It seems the climate zealots practice their favorite debate tactic here at Unheard: just declare that they disagree with as double unhook and try to have the comment rejected.

Jonny Brown
Jonny Brown
2 days ago
Reply to  UnHerd Reader

Please rephrase that in English.

Aphrodite Rises
Aphrodite Rises
5 days ago

Sociology became a science (in name only) when respectability was craved. Rather than introducing rigorous scientific methods, as practitioners generally lacked sufficient mental acumen to apply scientific methods, they resorted to propaganda – calling it a science.

Carlos Danger
Carlos Danger
5 days ago

Good point. But the problem with sociology and similar “sciences” is not that practitioners lack the acumen to apply scientific methods, it’s that scientific methods don’t work for them. They have no way to do experiments, even by causal inference.

Aphrodite Rises
Aphrodite Rises
5 days ago
Reply to  Carlos Danger

The scientific method was originally invented by Descartes. He based it on the cognitive processes involved in proving mathematical theorems. It is rigorous logical deduction from stated axioms. Experiments are intended to support or disprove logically derived hypotheses. Those who are not highly trained in pure mathematics have no real understanding of what it is.

Brett H
Brett H
5 days ago

Still, CD has a point. Though I’m not sure if you’re agreeing or not. How can practitioners prove, through science, anything about sociology? What methods can they apply?

Aphrodite Rises
Aphrodite Rises
4 days ago
Reply to  Brett H

the scientific method as defined by Descartes is more about the rigour of the method. It is based on the assumption truth is entirely consistent and coherent. The insistence on consistency and coherence automatically results in objectivity. Feminism, gender ideology etc. are riddled with inconsistencies. Piaget was a pure mathematician first and then a psychologist. He applied the rigour of mathematics to psychology and is considered one of the greatest psychologists. Experiments are secondary to theory: think Newton, Einstein etc. Quantum mechanics doesn’t just use mathematics – it is mathematics – and to a great extent impossible to understand in worldly terms.

Aphrodite Rises
Aphrodite Rises
4 days ago

Interestingly, this year’s Nobel prize went to AI practitioners. Computers are mathematically based and apply the mathematical method. In the past the greats used their own brains: pi was calculated to 527 place in the 19th century without a calculator. In the past people memorised stories and myths perfectly. Plato in 400 BC bemoaned the advent of writing on the basis if people could read things they would not develop their memories.

RA Znayder
RA Znayder
4 days ago

I often see comments complaining about the lack of logic and rigor in our day and age. However, the scientific method itself is not trivial, it has evolved and is quite extensive.
Early methods were mostly based empiricism: true knowledge has to come from the senses. However, inductive and deductive reasoning – usually based on reason, math and logic – were found to be powerful methods as well. Even independent of direct observation.

## Stored entries
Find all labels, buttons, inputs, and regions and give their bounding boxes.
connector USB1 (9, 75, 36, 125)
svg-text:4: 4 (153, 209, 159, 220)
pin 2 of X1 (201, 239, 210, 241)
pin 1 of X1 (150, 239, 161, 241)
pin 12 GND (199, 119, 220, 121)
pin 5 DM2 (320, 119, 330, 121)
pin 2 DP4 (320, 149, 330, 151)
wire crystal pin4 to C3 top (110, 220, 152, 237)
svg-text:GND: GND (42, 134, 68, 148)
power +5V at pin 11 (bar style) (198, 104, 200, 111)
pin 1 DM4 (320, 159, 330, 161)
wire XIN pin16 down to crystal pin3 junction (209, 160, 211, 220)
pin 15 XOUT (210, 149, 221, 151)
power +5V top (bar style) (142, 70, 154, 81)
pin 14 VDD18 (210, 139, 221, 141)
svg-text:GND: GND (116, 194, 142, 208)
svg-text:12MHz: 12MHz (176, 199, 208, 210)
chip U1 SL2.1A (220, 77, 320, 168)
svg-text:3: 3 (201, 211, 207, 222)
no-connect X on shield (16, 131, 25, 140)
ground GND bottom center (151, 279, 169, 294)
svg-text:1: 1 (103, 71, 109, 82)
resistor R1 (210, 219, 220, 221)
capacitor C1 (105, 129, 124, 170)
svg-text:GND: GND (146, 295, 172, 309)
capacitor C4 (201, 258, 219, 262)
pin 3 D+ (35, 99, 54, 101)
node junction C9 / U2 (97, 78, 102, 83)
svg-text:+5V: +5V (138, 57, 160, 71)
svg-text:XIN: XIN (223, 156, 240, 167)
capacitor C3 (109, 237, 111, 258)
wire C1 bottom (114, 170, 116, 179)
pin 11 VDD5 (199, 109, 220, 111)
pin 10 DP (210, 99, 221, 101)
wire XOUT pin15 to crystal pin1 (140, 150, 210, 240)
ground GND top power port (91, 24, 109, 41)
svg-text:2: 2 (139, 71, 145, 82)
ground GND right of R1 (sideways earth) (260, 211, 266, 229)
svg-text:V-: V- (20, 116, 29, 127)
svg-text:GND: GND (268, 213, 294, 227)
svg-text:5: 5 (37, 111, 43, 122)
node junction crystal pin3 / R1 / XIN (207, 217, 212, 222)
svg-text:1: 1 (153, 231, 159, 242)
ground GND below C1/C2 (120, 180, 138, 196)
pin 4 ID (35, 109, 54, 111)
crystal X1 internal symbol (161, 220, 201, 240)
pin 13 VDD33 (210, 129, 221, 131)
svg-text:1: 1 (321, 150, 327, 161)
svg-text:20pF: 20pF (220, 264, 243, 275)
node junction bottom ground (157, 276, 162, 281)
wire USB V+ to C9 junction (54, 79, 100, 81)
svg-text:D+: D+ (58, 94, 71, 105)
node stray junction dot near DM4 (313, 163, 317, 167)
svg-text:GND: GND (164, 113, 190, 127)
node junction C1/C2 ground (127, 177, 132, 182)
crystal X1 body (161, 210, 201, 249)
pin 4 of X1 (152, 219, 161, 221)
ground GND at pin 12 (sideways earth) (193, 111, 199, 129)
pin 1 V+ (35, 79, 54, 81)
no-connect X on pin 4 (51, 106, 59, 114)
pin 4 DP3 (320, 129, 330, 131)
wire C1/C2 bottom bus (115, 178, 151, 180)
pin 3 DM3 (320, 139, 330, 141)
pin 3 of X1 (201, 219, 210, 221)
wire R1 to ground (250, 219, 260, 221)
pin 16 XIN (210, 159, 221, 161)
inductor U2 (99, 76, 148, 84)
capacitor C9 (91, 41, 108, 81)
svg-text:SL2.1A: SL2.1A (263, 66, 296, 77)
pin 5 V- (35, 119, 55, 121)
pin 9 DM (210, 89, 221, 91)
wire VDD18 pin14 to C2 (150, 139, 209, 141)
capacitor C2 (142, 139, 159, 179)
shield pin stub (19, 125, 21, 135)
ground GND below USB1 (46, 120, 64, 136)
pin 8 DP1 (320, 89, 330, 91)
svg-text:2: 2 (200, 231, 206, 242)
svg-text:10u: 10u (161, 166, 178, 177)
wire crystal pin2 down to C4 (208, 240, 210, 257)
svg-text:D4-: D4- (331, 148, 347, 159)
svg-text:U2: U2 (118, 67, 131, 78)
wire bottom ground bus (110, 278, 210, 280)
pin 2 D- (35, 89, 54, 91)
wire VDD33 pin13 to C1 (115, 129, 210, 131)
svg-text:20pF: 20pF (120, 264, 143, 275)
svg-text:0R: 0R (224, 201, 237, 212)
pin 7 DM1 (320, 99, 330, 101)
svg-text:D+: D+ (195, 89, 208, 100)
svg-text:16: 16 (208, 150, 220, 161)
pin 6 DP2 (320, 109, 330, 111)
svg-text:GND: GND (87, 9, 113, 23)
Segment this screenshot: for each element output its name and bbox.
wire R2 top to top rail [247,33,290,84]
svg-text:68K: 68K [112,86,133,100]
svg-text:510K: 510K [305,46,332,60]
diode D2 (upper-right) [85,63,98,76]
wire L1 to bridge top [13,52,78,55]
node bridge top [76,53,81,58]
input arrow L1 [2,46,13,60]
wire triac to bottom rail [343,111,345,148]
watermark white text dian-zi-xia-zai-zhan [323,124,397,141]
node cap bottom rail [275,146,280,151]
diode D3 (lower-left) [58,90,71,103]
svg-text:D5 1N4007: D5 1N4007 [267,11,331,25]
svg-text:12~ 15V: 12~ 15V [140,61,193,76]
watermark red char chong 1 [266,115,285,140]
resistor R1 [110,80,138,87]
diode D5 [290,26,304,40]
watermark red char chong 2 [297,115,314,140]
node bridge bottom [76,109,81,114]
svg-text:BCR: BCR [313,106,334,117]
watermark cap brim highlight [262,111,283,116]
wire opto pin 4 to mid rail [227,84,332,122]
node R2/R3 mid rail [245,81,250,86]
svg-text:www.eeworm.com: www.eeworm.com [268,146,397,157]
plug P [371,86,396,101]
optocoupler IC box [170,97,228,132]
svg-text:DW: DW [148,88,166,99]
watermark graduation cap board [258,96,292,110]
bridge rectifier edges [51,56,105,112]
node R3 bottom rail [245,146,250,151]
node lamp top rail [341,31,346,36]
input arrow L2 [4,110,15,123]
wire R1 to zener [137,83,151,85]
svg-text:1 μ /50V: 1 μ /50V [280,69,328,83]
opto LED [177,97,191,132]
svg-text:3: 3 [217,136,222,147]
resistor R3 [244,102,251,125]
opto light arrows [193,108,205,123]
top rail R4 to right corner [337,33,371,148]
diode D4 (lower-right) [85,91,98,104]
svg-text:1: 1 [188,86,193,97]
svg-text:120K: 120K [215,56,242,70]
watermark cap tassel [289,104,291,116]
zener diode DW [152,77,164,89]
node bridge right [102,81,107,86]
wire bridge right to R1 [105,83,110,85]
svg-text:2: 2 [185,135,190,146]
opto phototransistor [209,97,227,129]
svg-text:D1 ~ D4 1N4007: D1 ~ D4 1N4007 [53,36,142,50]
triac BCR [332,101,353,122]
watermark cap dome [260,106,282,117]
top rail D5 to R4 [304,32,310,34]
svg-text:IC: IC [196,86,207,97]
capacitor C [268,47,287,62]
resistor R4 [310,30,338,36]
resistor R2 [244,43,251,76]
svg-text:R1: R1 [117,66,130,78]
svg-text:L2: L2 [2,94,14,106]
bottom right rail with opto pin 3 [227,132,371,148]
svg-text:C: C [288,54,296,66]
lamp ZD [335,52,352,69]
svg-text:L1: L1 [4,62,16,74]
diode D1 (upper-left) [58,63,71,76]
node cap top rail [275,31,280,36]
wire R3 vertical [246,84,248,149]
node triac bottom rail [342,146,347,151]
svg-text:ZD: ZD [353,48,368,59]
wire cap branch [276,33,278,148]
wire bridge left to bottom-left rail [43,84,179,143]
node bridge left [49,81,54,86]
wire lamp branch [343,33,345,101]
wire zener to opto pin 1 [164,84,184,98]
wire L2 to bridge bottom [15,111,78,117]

## CHALLENGES
1. Which historical figures does the comment thread mention by name? List each one once.
2. Please render the records as a JSON list of strings, one per line. Begin at the first line of the records and stop after the line containing "capacitor C3 (109, 237, 111, 258)".

## LIST OF SOLUTIONS
1. Descartes, Piaget, Newton, Einstein, Plato

2.
[
  "Find all labels, buttons, inputs, and regions and give their bounding boxes.",
  "connector USB1 (9, 75, 36, 125)",
  "svg-text:4: 4 (153, 209, 159, 220)",
  "pin 2 of X1 (201, 239, 210, 241)",
  "pin 1 of X1 (150, 239, 161, 241)",
  "pin 12 GND (199, 119, 220, 121)",
  "pin 5 DM2 (320, 119, 330, 121)",
  "pin 2 DP4 (320, 149, 330, 151)",
  "wire crystal pin4 to C3 top (110, 220, 152, 237)",
  "svg-text:GND: GND (42, 134, 68, 148)",
  "power +5V at pin 11 (bar style) (198, 104, 200, 111)",
  "pin 1 DM4 (320, 159, 330, 161)",
  "wire XIN pin16 down to crystal pin3 junction (209, 160, 211, 220)",
  "pin 15 XOUT (210, 149, 221, 151)",
  "power +5V top (bar style) (142, 70, 154, 81)",
  "pin 14 VDD18 (210, 139, 221, 141)",
  "svg-text:GND: GND (116, 194, 142, 208)",
  "svg-text:12MHz: 12MHz (176, 199, 208, 210)",
  "chip U1 SL2.1A (220, 77, 320, 168)",
  "svg-text:3: 3 (201, 211, 207, 222)",
  "no-connect X on shield (16, 131, 25, 140)",
  "ground GND bottom center (151, 279, 169, 294)",
  "svg-text:1: 1 (103, 71, 109, 82)",
  "resistor R1 (210, 219, 220, 221)",
  "capacitor C1 (105, 129, 124, 170)",
  "svg-text:GND: GND (146, 295, 172, 309)",
  "capacitor C4 (201, 258, 219, 262)",
  "pin 3 D+ (35, 99, 54, 101)",
  "node junction C9 / U2 (97, 78, 102, 83)",
  "svg-text:+5V: +5V (138, 57, 160, 71)",
  "svg-text:XIN: XIN (223, 156, 240, 167)",
  "capacitor C3 (109, 237, 111, 258)"
]